Dataset records:
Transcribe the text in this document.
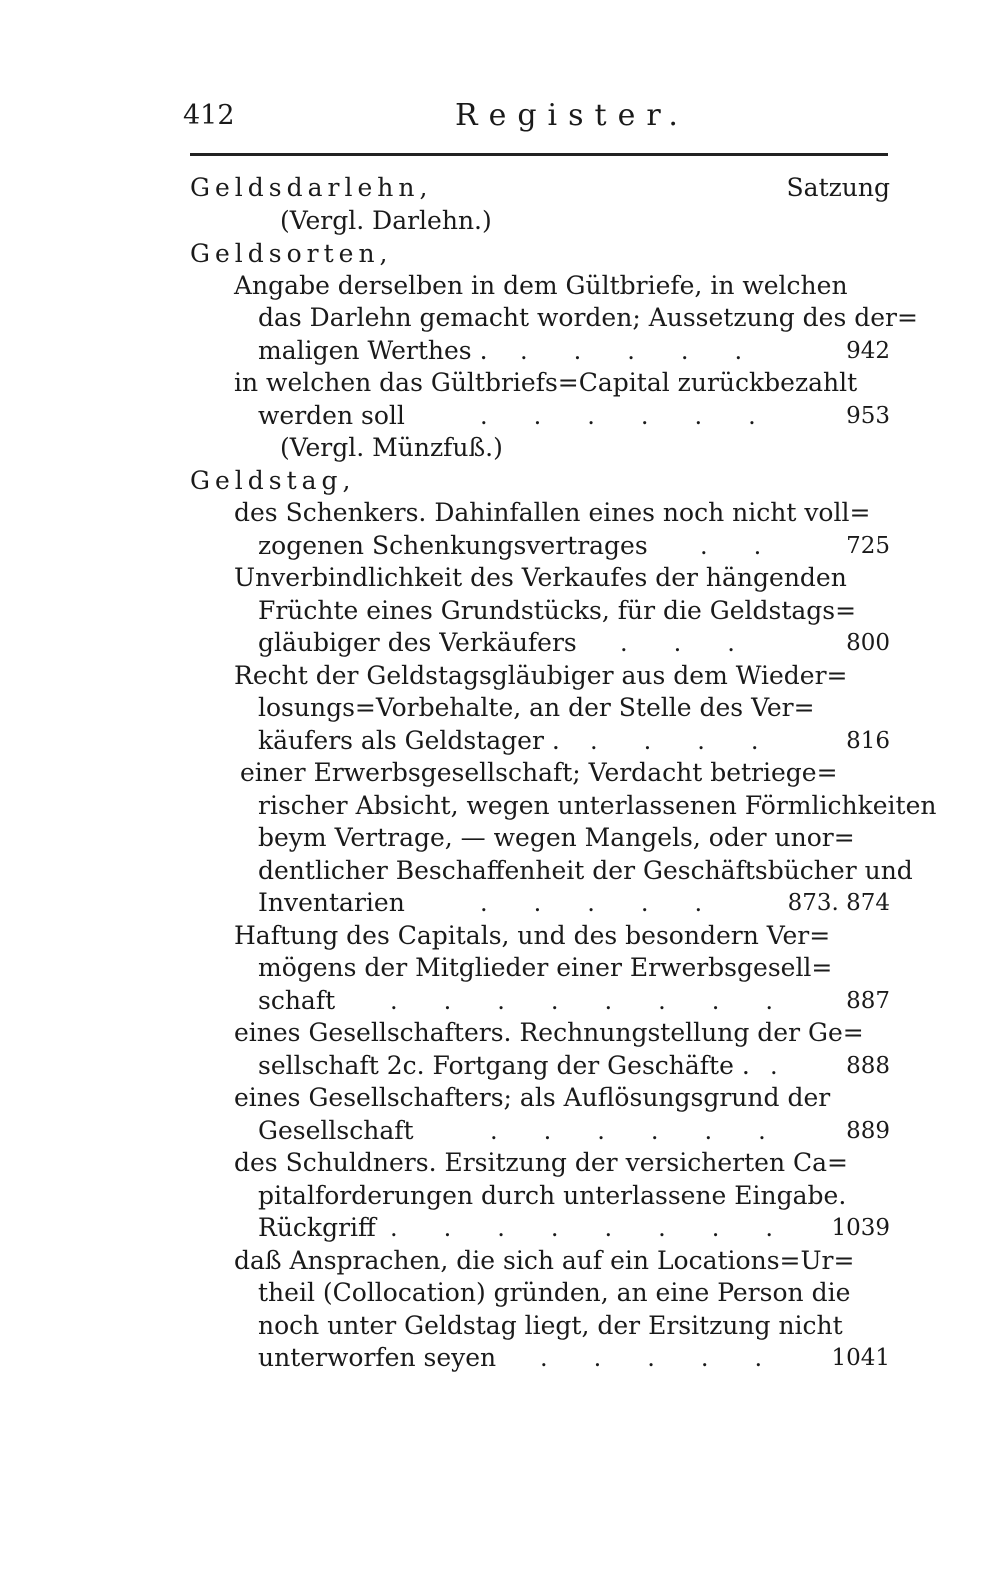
412	Register.
Geldsdarlehn,	Satzung
(Vergl. Darlehn.)
Geldsorten,
Angabe derselben in dem Gültbriefe, in welchen
das Darlehn gemacht worden; Aussetzung des der=
maligen Werthes . .....	942
in welchen das Gültbriefs=Capital zurückbezahlt
werden soll	...... 953
(Vergl. Münzfuß.)
Geldstag,
des Schenkers. Dahinfallen eines noch nicht voll=
zogenen Schenkungsvertrages .. 725
Unverbindlichkeit des Verkaufes der hängenden
Früchte eines Grundstücks, für die Geldstags=
gläubiger des Verkäufers ...	800
Recht der Geldstagsgläubiger aus dem Wieder=
losungs=Vorbehalte, an der Stelle des Ver=
käufers als Geldstager . .... 816
einer Erwerbsgesellschaft; Verdacht betriege=
rischer Absicht, wegen unterlassenen Förmlichkeiten
beym Vertrage, — wegen Mangels, oder unor=
dentlicher Beschaffenheit der Geschäftsbücher und
Inventarien	..... 873. 874
Haftung des Capitals, und des besondern Ver=
mögens der Mitglieder einer Erwerbsgesell=
schaft ........ 887
eines Gesellschafters. Rechnungstellung der Ge=
sellschaft 2c. Fortgang der Geschäfte . . 888
eines Gesellschafters; als Auflösungsgrund der
Gesellschaft	...... 889
des Schuldners. Ersitzung der versicherten Ca=
pitalforderungen durch unterlassene Eingabe.
Rückgriff ........ 1039
daß Ansprachen, die sich auf ein Locations=Ur=
theil (Collocation) gründen, an eine Person die
noch unter Geldstag liegt, der Ersitzung nicht
unterworfen seyen ..... 1041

● Instruction
Extract all lines that hold the word "Gesellschafters".

● The completed task
eines Gesellschafters. Rechnungstellung der Ge=
eines Gesellschafters; als Auflösungsgrund der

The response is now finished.